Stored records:
---+---

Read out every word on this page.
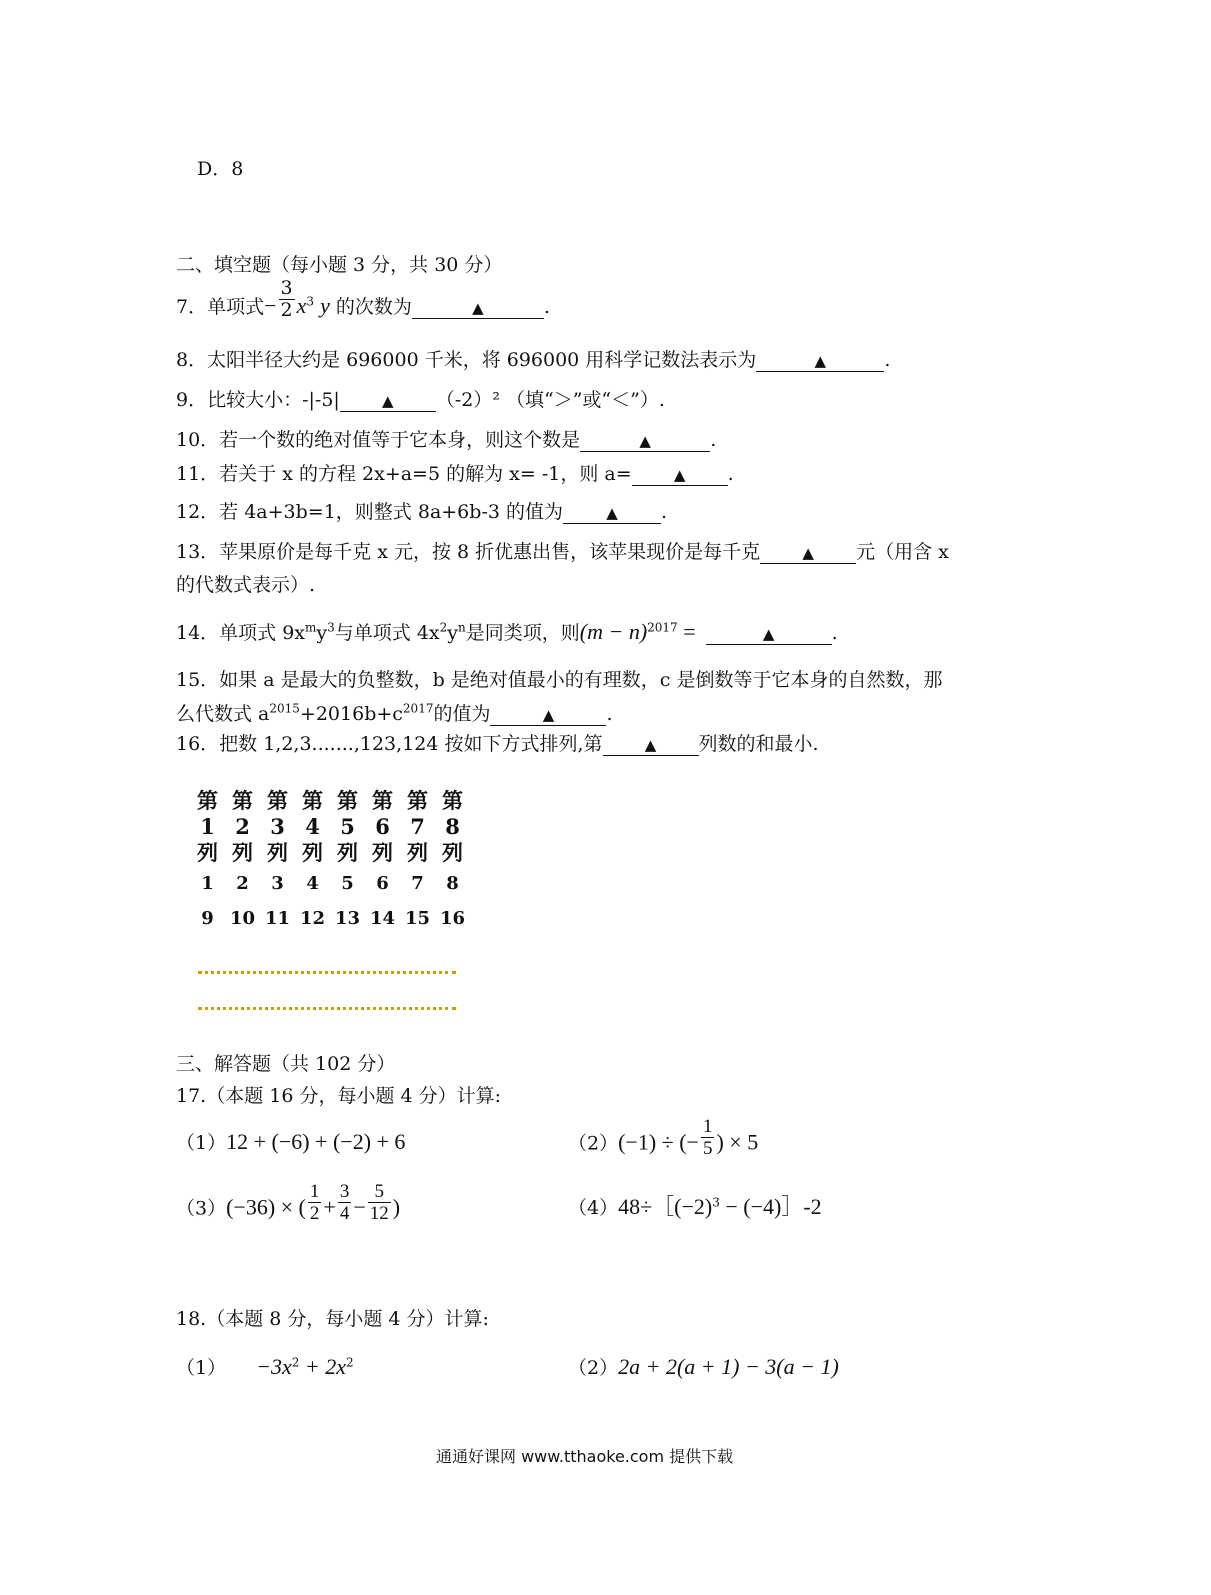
D．8
二、填空题（每小题 3 分，共 30 分）
7．单项式− $\frac{3}{2} x^3$ y 的次数为	▲	.
8．太阳半径大约是 696000 千米，将 696000 用科学记数法表示为	▲	.
9．比较大小：-|-5|	▲ （-2）² （填“＞”或“＜”）.
10．若一个数的绝对值等于它本身，则这个数是	▲	.
11．若关于 x 的方程 2x+a=5 的解为 x= -1，则 a=	▲ .
12．若 4a+3b=1，则整式 8a+6b-3 的值为	▲ .
13．苹果原价是每千克 x 元，按 8 折优惠出售，该苹果现价是每千克	▲ 元（用含 x
的代数式表示）.
14．单项式 $9x^my^3$与单项式 $4x^2y^n$是同类项，则$(m - n)^{2017}$ =	▲	.
15．如果 a 是最大的负整数，b 是绝对值最小的有理数，c 是倒数等于它本身的自然数，那
么代数式 $a^{2015}+2016b+c^{2017}$的值为	▲	.
16．把数 1,2,3.......,123,124 按如下方式排列,第	▲ 列数的和最小.
第	第	第	第	第	第	第	第
1	2	3	4	5	6	7	8
列	列	列	列	列	列	列	列
1	2	3	4	5	6	7	8
9	10	11	12	13	14	15	16
三、解答题（共 102 分）
17.（本题 16 分，每小题 4 分）计算:
（1）12 + (−6) + (−2) + 6	（2）(−1) ÷ (− $\frac{1}{5}$ ) × 5
（3）(−36) × ( $\frac{1}{2} + \frac{3}{4} - \frac{5}{12}$ )	$(4)48\div[(-2)^3$ − (−4)］-2
18.（本题 8 分，每小题 4 分）计算:
$(1) -3x^2 + 2x^2$	（2）2a + 2(a + 1) − 3(a − 1)
通通好课网 www.tthaoke.com 提供下载
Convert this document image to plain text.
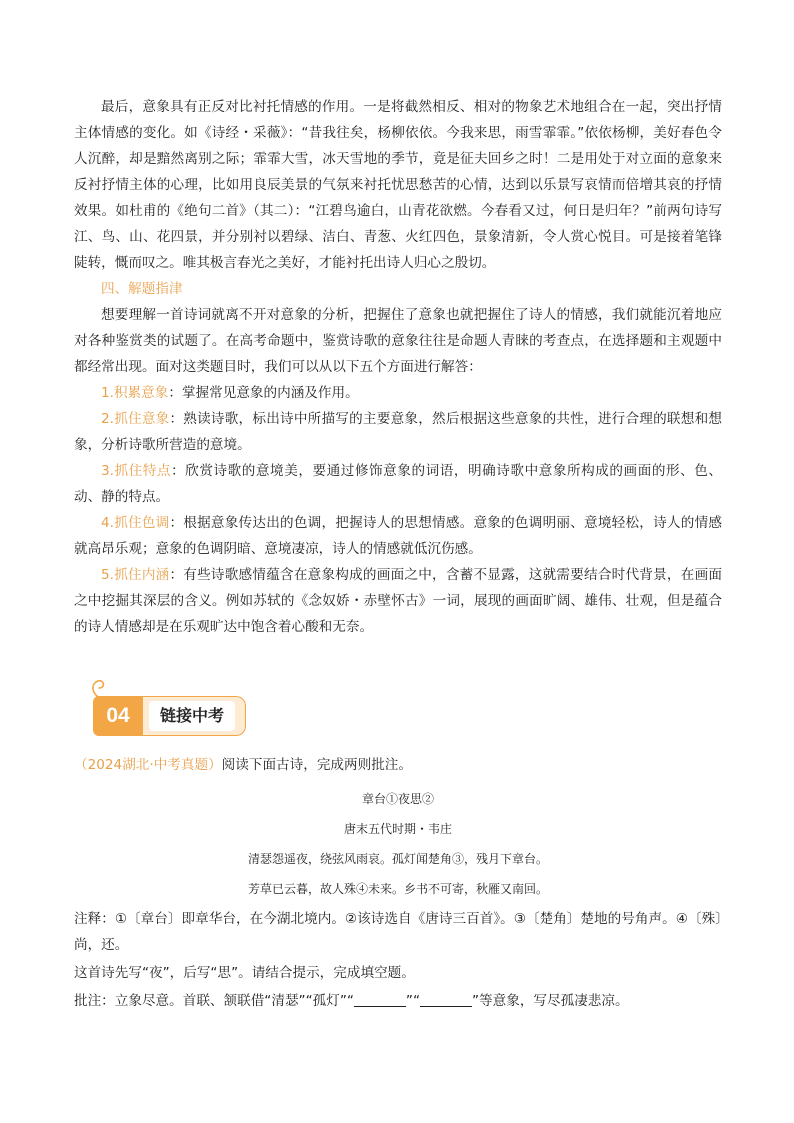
最后，意象具有正反对比衬托情感的作用。一是将截然相反、相对的物象艺术地组合在一起，突出抒情主体情感的变化。如《诗经・采薇》：“昔我往矣，杨柳依依。今我来思，雨雪霏霏。”依依杨柳，美好春色令人沉醉，却是黯然离别之际；霏霏大雪，冰天雪地的季节，竟是征夫回乡之时！二是用处于对立面的意象来反衬抒情主体的心理，比如用良辰美景的气氛来衬托忧思愁苦的心情，达到以乐景写哀情而倍增其哀的抒情效果。如杜甫的《绝句二首》（其二）：“江碧鸟逾白，山青花欲燃。今春看又过，何日是归年？”前两句诗写江、鸟、山、花四景，并分别衬以碧绿、洁白、青葱、火红四色，景象清新，令人赏心悦目。可是接着笔锋陡转，慨而叹之。唯其极言春光之美好，才能衬托出诗人归心之殷切。

四、解题指津

想要理解一首诗词就离不开对意象的分析，把握住了意象也就把握住了诗人的情感，我们就能沉着地应对各种鉴赏类的试题了。在高考命题中，鉴赏诗歌的意象往往是命题人青睐的考查点，在选择题和主观题中都经常出现。面对这类题目时，我们可以从以下五个方面进行解答：

1.积累意象：掌握常见意象的内涵及作用。

2.抓住意象：熟读诗歌，标出诗中所描写的主要意象，然后根据这些意象的共性，进行合理的联想和想象，分析诗歌所营造的意境。

3.抓住特点：欣赏诗歌的意境美，要通过修饰意象的词语，明确诗歌中意象所构成的画面的形、色、动、静的特点。

4.抓住色调：根据意象传达出的色调，把握诗人的思想情感。意象的色调明丽、意境轻松，诗人的情感就高昂乐观；意象的色调阴暗、意境凄凉，诗人的情感就低沉伤感。

5.抓住内涵：有些诗歌感情蕴含在意象构成的画面之中，含蓄不显露，这就需要结合时代背景，在画面之中挖掘其深层的含义。例如苏轼的《念奴娇・赤壁怀古》一词，展现的画面旷阔、雄伟、壮观，但是蕴合的诗人情感却是在乐观旷达中饱含着心酸和无奈。

04	链接中考

（2024湖北·中考真题）阅读下面古诗，完成两则批注。

章台①夜思②
唐末五代时期・韦庄
清瑟怨遥夜，绕弦风雨哀。孤灯闻楚角③，残月下章台。
芳草已云暮，故人殊④未来。乡书不可寄，秋雁又南回。

注释：①〔章台〕即章华台，在今湖北境内。②该诗选自《唐诗三百首》。③〔楚角〕楚地的号角声。④〔殊〕尚，还。

这首诗先写“夜”，后写“思”。请结合提示，完成填空题。

批注：立象尽意。首联、颔联借“清瑟”“孤灯”“	”“	”等意象，写尽孤凄悲凉。
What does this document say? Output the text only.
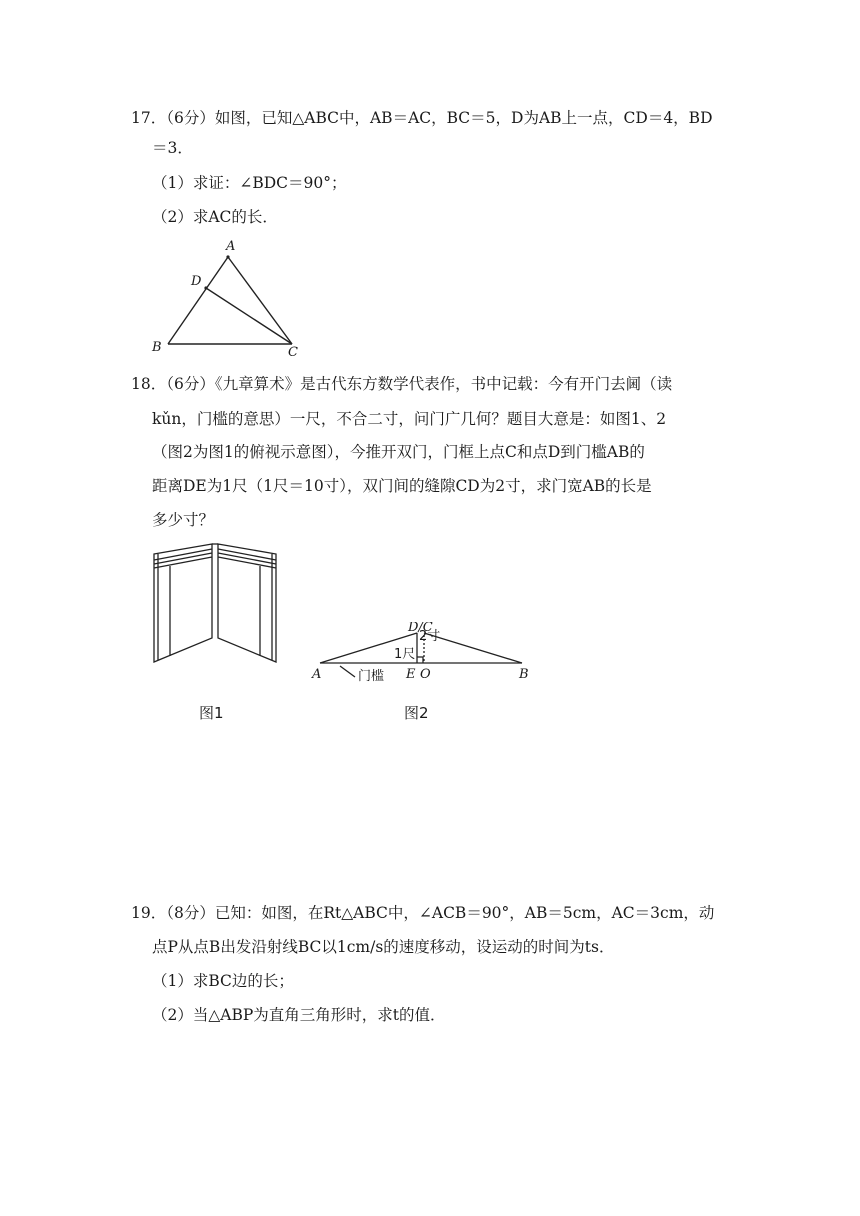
17．（6分）如图，已知△ABC中，AB＝AC，BC＝5，D为AB上一点，CD＝4，BD
＝3．
（1）求证：∠BDC＝90°；
（2）求AC的长．
A
D
B	C
18．（6分）《九章算术》是古代东方数学代表作，书中记载：今有开门去阃（读
kǔn，门槛的意思）一尺，不合二寸，问门广几何？题目大意是：如图1、2
（图2为图1的俯视示意图），今推开双门，门框上点C和点D到门槛AB的
距离DE为1尺（1尺＝10寸），双门间的缝隙CD为2寸，求门宽AB的长是
多少寸？
图1
2寸
D/C
1尺
A	门槛 E O	B
图2
19．（8分）已知：如图，在Rt△ABC中，∠ACB＝90°，AB＝5cm，AC＝3cm，动
点P从点B出发沿射线BC以1cm/s的速度移动，设运动的时间为ts．
（1）求BC边的长；
（2）当△ABP为直角三角形时，求t的值．
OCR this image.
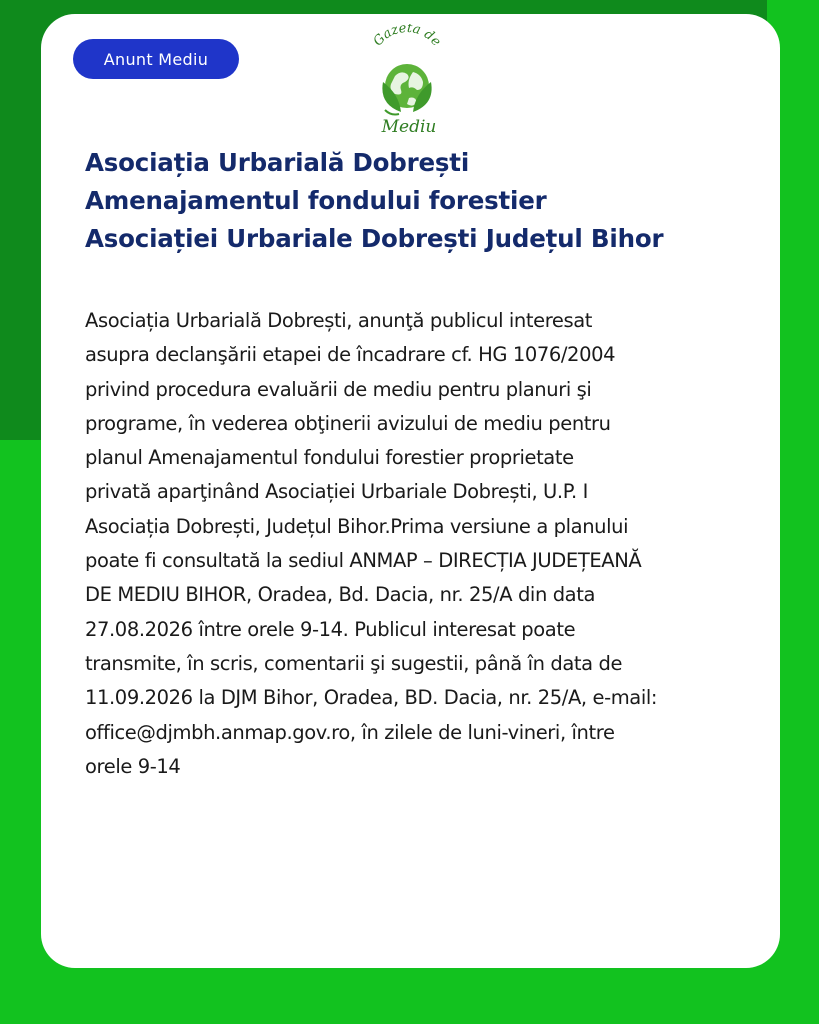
Anunt Mediu
Gazeta de
Mediu
Asociația Urbarială Dobrești
Amenajamentul fondului forestier
Asociației Urbariale Dobrești Județul Bihor
Asociația Urbarială Dobrești, anunţă publicul interesat
asupra declanşării etapei de încadrare cf. HG 1076/2004
privind procedura evaluării de mediu pentru planuri şi
programe, în vederea obţinerii avizului de mediu pentru
planul Amenajamentul fondului forestier proprietate
privată aparţinând Asociației Urbariale Dobrești, U.P. I
Asociația Dobrești, Județul Bihor.Prima versiune a planului
poate fi consultată la sediul ANMAP – DIRECȚIA JUDEȚEANĂ
DE MEDIU BIHOR, Oradea, Bd. Dacia, nr. 25/A din data
27.08.2026 între orele 9-14. Publicul interesat poate
transmite, în scris, comentarii şi sugestii, până în data de
11.09.2026 la DJM Bihor, Oradea, BD. Dacia, nr. 25/A, e-mail:
office@djmbh.anmap.gov.ro, în zilele de luni-vineri, între
orele 9-14
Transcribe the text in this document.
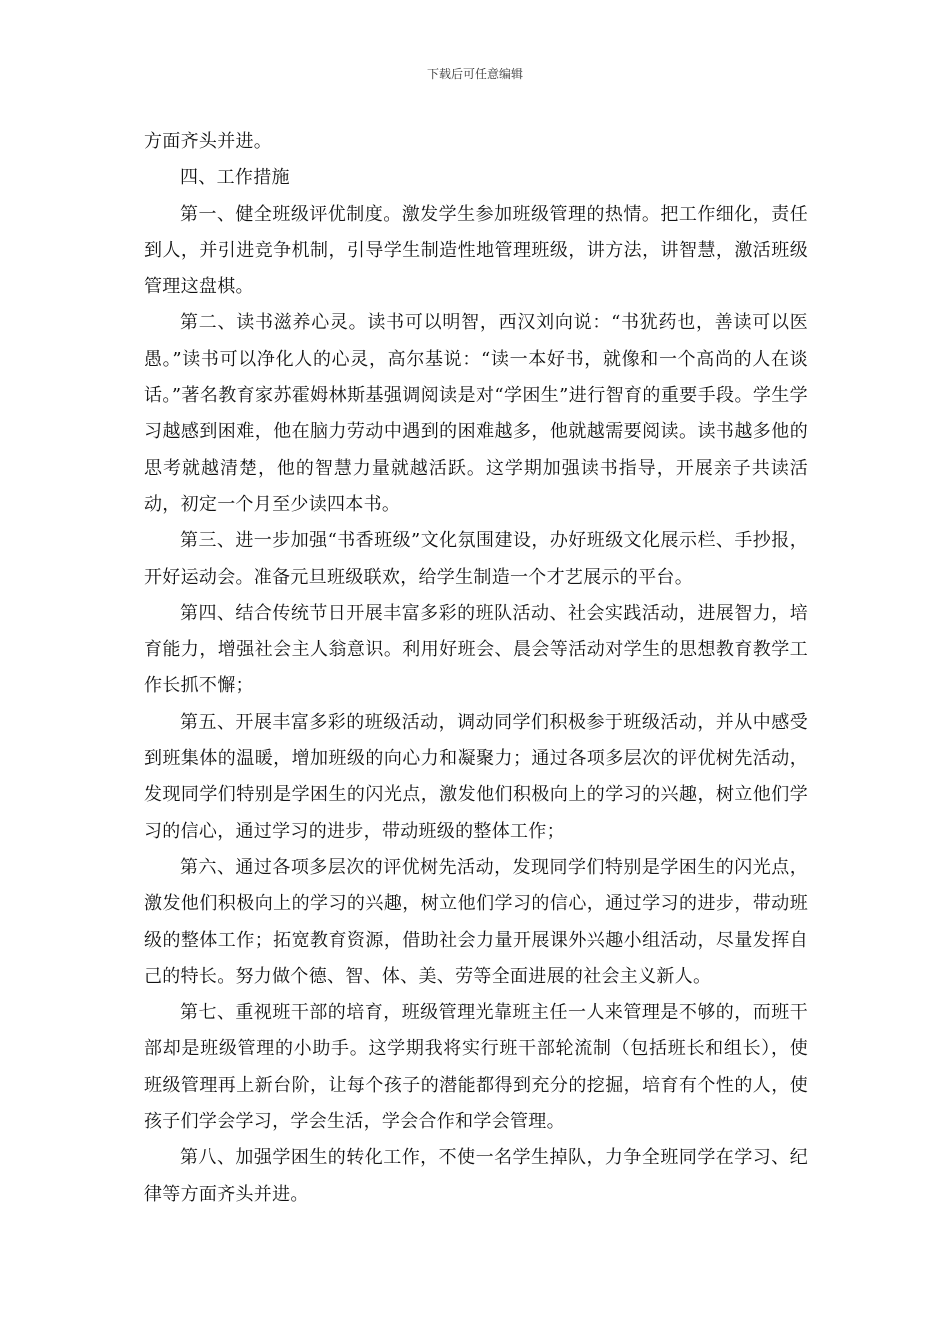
下载后可任意编辑

方面齐头并进。

四、工作措施

第一、健全班级评优制度。激发学生参加班级管理的热情。把工作细化，责任到人，并引进竞争机制，引导学生制造性地管理班级，讲方法，讲智慧，激活班级管理这盘棋。

第二、读书滋养心灵。读书可以明智，西汉刘向说：“书犹药也，善读可以医愚。”读书可以净化人的心灵，高尔基说：“读一本好书，就像和一个高尚的人在谈话。”著名教育家苏霍姆林斯基强调阅读是对“学困生”进行智育的重要手段。学生学习越感到困难，他在脑力劳动中遇到的困难越多，他就越需要阅读。读书越多他的思考就越清楚，他的智慧力量就越活跃。这学期加强读书指导，开展亲子共读活动，初定一个月至少读四本书。

第三、进一步加强“书香班级”文化氛围建设，办好班级文化展示栏、手抄报，开好运动会。准备元旦班级联欢，给学生制造一个才艺展示的平台。

第四、结合传统节日开展丰富多彩的班队活动、社会实践活动，进展智力，培育能力，增强社会主人翁意识。利用好班会、晨会等活动对学生的思想教育教学工作长抓不懈；

第五、开展丰富多彩的班级活动，调动同学们积极参于班级活动，并从中感受到班集体的温暖，增加班级的向心力和凝聚力；通过各项多层次的评优树先活动，发现同学们特别是学困生的闪光点，激发他们积极向上的学习的兴趣，树立他们学习的信心，通过学习的进步，带动班级的整体工作；

第六、通过各项多层次的评优树先活动，发现同学们特别是学困生的闪光点，激发他们积极向上的学习的兴趣，树立他们学习的信心，通过学习的进步，带动班级的整体工作；拓宽教育资源，借助社会力量开展课外兴趣小组活动，尽量发挥自己的特长。努力做个德、智、体、美、劳等全面进展的社会主义新人。

第七、重视班干部的培育，班级管理光靠班主任一人来管理是不够的，而班干部却是班级管理的小助手。这学期我将实行班干部轮流制（包括班长和组长），使班级管理再上新台阶，让每个孩子的潜能都得到充分的挖掘，培育有个性的人，使孩子们学会学习，学会生活，学会合作和学会管理。

第八、加强学困生的转化工作，不使一名学生掉队，力争全班同学在学习、纪律等方面齐头并进。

---+---

§ Written task
Filter the entries above down to the lines containing the word "Amenajamentul".

§ Task result
Amenajamentul fondului forestier
planul Amenajamentul fondului forestier proprietate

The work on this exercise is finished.